What to work on - Your task is to write out the lines from the line containing "Extract all readable text from this page." through the last line of the material, exactly.
———
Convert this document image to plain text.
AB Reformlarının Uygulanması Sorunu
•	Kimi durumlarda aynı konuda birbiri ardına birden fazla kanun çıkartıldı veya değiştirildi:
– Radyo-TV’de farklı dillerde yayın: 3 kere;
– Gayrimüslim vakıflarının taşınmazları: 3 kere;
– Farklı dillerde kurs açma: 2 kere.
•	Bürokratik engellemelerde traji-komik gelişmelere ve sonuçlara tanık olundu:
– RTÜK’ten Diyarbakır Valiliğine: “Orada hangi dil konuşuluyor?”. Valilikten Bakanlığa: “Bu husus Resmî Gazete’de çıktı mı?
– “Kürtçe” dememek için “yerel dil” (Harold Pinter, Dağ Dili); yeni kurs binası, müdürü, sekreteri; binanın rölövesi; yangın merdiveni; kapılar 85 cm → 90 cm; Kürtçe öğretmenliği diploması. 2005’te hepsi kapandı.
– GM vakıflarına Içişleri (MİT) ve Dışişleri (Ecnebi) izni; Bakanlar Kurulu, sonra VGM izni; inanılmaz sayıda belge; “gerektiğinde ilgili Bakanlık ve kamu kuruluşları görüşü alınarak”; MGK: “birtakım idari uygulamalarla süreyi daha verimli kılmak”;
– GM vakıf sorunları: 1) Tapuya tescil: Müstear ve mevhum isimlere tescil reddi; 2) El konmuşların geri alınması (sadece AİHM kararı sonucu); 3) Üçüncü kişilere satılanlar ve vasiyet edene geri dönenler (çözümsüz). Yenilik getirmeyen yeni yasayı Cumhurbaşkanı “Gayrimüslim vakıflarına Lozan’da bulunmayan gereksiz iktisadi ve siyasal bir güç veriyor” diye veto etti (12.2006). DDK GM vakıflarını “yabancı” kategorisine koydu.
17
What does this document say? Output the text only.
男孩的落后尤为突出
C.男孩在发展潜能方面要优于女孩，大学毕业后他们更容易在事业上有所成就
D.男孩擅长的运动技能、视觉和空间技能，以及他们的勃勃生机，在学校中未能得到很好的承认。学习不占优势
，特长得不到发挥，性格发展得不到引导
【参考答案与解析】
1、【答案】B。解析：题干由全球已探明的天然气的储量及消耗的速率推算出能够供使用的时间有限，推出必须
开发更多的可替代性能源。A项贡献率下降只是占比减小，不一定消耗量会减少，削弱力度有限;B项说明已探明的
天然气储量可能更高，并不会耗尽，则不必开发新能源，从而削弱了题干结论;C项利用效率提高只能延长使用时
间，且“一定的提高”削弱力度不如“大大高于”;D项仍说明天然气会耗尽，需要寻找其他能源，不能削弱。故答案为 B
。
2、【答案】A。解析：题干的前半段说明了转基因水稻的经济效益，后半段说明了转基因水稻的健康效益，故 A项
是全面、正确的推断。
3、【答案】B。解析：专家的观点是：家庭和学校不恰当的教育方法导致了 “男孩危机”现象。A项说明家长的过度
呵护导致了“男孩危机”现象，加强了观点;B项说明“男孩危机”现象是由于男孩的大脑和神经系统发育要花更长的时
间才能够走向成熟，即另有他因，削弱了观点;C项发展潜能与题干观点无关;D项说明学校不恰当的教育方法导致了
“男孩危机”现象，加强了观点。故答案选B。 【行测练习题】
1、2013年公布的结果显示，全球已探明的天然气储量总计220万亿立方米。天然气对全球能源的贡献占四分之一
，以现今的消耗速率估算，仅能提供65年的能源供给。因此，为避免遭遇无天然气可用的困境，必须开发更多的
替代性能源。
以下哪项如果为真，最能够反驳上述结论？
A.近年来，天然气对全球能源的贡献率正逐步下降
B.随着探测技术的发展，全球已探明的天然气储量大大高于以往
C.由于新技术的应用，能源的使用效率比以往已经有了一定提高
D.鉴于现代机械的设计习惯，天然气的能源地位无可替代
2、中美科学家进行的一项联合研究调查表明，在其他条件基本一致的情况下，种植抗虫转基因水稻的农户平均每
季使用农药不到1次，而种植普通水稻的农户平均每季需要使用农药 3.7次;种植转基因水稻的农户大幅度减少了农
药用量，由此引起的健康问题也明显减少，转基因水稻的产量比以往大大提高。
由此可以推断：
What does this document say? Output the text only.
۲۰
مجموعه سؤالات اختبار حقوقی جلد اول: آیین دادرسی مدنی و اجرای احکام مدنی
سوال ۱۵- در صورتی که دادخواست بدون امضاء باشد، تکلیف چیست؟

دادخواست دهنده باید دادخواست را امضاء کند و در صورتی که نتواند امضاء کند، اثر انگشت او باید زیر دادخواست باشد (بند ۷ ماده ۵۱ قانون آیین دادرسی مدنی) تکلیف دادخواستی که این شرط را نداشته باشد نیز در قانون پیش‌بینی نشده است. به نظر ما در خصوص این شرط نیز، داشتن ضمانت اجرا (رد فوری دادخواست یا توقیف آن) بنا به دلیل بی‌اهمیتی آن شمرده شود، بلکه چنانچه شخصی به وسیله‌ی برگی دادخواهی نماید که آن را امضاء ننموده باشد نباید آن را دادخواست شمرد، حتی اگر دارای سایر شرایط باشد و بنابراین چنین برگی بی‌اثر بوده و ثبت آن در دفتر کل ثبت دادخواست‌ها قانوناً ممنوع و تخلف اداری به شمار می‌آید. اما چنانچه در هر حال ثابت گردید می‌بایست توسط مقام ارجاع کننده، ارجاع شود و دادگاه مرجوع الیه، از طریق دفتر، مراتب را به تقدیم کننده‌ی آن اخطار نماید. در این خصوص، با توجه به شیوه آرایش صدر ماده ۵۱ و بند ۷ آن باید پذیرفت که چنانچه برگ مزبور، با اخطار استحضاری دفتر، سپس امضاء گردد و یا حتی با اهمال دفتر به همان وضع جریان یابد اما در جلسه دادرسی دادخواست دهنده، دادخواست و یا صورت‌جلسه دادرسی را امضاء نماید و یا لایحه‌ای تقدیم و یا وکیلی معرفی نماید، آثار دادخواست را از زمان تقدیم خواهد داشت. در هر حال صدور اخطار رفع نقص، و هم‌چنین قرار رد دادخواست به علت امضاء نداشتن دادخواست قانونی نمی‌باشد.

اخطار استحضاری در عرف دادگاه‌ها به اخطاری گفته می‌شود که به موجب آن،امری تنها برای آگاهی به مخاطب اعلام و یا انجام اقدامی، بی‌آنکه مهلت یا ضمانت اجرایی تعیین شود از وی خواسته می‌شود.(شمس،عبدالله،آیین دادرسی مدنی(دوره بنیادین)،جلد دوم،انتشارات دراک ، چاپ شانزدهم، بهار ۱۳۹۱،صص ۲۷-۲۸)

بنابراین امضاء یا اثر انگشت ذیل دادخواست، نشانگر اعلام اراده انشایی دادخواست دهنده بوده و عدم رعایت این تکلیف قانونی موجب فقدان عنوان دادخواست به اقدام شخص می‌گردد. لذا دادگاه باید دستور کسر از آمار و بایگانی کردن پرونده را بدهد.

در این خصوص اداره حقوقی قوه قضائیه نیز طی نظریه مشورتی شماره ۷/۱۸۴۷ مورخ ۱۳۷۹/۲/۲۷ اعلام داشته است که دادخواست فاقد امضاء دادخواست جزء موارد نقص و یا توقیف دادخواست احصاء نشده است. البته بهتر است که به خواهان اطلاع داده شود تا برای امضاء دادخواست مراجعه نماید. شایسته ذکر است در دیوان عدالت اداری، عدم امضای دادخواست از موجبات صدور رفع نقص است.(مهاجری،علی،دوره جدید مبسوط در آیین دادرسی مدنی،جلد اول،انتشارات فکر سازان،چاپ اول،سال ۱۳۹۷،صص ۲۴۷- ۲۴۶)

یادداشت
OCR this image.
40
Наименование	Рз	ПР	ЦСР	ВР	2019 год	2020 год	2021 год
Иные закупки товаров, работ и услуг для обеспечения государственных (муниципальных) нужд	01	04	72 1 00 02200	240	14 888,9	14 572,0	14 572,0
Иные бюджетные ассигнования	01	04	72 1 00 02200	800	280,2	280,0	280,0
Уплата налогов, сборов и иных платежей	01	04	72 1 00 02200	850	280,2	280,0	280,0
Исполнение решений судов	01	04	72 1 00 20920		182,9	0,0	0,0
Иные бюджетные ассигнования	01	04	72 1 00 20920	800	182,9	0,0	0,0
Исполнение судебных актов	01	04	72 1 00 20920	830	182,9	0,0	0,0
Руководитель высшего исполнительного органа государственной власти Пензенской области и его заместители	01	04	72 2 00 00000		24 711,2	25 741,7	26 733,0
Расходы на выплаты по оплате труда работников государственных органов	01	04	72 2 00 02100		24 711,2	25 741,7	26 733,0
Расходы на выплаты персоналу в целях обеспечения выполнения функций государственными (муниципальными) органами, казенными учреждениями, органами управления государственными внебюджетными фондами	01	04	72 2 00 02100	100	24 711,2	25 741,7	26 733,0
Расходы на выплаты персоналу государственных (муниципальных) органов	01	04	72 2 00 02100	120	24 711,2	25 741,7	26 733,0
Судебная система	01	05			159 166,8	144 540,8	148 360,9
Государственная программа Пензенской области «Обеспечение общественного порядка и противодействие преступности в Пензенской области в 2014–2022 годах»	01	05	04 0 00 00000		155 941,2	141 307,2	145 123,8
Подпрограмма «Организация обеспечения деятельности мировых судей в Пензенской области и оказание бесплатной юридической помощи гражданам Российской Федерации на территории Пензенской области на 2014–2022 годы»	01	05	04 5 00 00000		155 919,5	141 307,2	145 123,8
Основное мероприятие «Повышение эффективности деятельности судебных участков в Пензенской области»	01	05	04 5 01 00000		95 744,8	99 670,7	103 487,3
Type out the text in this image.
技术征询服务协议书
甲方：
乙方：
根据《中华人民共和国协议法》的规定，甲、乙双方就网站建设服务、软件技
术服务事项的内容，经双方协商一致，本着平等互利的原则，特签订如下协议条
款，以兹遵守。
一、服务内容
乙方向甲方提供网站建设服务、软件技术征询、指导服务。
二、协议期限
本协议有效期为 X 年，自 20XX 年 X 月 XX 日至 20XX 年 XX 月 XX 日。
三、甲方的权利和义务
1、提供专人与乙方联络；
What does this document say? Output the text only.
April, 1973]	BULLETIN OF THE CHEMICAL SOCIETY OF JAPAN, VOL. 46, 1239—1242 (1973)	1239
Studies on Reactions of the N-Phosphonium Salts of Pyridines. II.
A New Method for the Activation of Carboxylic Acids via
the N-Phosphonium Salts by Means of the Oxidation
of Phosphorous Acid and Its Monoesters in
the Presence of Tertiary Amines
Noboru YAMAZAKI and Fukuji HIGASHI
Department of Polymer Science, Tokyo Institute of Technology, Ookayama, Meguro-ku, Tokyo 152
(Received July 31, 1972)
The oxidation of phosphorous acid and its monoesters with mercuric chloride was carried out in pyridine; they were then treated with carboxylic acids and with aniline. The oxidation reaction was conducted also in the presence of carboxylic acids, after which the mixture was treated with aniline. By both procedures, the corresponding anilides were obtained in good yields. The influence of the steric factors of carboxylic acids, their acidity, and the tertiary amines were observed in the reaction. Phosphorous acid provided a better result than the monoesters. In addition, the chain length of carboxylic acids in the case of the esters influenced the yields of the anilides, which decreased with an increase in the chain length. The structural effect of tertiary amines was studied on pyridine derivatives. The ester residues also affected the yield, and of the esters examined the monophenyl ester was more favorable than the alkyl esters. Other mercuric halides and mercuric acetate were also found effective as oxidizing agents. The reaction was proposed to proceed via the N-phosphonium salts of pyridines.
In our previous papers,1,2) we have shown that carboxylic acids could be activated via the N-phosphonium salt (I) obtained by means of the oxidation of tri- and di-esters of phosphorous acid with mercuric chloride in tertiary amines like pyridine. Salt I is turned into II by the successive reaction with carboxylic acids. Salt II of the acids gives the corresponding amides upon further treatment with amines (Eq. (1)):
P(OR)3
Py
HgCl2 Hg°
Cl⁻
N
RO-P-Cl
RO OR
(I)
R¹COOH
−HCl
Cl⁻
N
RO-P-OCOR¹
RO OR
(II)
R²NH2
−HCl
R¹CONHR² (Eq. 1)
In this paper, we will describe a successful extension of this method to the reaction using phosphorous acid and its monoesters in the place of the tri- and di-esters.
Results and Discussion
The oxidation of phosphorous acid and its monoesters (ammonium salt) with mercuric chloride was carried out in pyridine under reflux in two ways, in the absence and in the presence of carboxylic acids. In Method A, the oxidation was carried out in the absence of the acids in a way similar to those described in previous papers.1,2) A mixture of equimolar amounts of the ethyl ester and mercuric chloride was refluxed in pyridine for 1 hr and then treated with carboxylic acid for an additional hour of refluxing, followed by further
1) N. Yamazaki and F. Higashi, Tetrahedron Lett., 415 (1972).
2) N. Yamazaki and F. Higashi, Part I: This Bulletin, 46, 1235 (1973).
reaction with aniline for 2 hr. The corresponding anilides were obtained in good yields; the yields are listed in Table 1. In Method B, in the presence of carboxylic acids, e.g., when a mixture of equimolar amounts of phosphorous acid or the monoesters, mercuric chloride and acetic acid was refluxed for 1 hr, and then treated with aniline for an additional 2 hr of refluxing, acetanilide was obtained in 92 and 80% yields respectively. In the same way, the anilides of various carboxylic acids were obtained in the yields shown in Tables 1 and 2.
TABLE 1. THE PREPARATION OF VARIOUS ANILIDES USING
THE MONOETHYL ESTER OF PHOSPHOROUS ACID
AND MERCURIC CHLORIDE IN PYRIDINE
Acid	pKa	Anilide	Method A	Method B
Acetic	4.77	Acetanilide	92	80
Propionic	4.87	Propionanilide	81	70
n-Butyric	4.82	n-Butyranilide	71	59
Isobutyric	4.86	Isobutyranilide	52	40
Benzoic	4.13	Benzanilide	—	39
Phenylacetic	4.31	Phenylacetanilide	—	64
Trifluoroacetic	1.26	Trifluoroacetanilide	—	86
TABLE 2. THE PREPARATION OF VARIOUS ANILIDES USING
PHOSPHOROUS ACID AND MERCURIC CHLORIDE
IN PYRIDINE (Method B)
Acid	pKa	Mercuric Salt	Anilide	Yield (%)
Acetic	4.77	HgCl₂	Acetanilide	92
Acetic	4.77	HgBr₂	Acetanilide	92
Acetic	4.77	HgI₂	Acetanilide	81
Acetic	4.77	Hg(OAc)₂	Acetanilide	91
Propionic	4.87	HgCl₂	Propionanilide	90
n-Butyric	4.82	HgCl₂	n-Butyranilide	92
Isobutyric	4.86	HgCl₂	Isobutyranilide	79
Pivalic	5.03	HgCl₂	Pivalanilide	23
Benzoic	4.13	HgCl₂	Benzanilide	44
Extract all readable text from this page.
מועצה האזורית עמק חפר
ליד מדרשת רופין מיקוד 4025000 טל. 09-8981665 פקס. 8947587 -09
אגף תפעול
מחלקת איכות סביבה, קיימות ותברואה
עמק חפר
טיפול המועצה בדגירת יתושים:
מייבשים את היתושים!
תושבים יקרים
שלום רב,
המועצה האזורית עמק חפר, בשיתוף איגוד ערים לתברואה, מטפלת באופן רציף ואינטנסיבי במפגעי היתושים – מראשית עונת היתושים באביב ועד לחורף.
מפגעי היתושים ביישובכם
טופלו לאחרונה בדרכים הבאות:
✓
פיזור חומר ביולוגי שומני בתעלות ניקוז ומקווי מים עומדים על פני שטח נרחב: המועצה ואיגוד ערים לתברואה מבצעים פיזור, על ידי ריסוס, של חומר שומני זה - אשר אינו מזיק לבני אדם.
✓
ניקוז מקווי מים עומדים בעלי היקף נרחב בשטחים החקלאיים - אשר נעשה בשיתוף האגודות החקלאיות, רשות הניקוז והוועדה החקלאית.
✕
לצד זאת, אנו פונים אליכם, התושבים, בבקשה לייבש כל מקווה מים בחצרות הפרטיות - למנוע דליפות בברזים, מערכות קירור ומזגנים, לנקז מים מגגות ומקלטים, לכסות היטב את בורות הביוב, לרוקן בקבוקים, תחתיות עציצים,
———
Written solution -
Extract all readable text from this page.
מועצה האזורית עמק חפר
ליד מדרשת רופין מיקוד 4025000 טל. 09-8981665 פקס. 8947587 -09
אגף תפעול
מחלקת איכות סביבה, קיימות ותברואה
עמק חפר
טיפול המועצה בדגירת יתושים:
מייבשים את היתושים!
תושבים יקרים
שלום רב,
המועצה האזורית עמק חפר, בשיתוף איגוד ערים לתברואה, מטפלת באופן רציף ואינטנסיבי במפגעי היתושים – מראשית עונת היתושים באביב ועד לחורף.
מפגעי היתושים ביישובכם
טופלו לאחרונה בדרכים הבאות:
✓
פיזור חומר ביולוגי שומני בתעלות ניקוז ומקווי מים עומדים על פני שטח נרחב: המועצה ואיגוד ערים לתברואה מבצעים פיזור, על ידי ריסוס, של חומר שומני זה - אשר אינו מזיק לבני אדם.
✓
ניקוז מקווי מים עומדים בעלי היקף נרחב בשטחים החקלאיים - אשר נעשה בשיתוף האגודות החקלאיות, רשות הניקוז והוועדה החקלאית.
✕
לצד זאת, אנו פונים אליכם, התושבים, בבקשה לייבש כל מקווה מים בחצרות הפרטיות - למנוע דליפות בברזים, מערכות קירור ומזגנים, לנקז מים מגגות ומקלטים, לכסות היטב את בורות הביוב, לרוקן בקבוקים, תחתיות עציצים,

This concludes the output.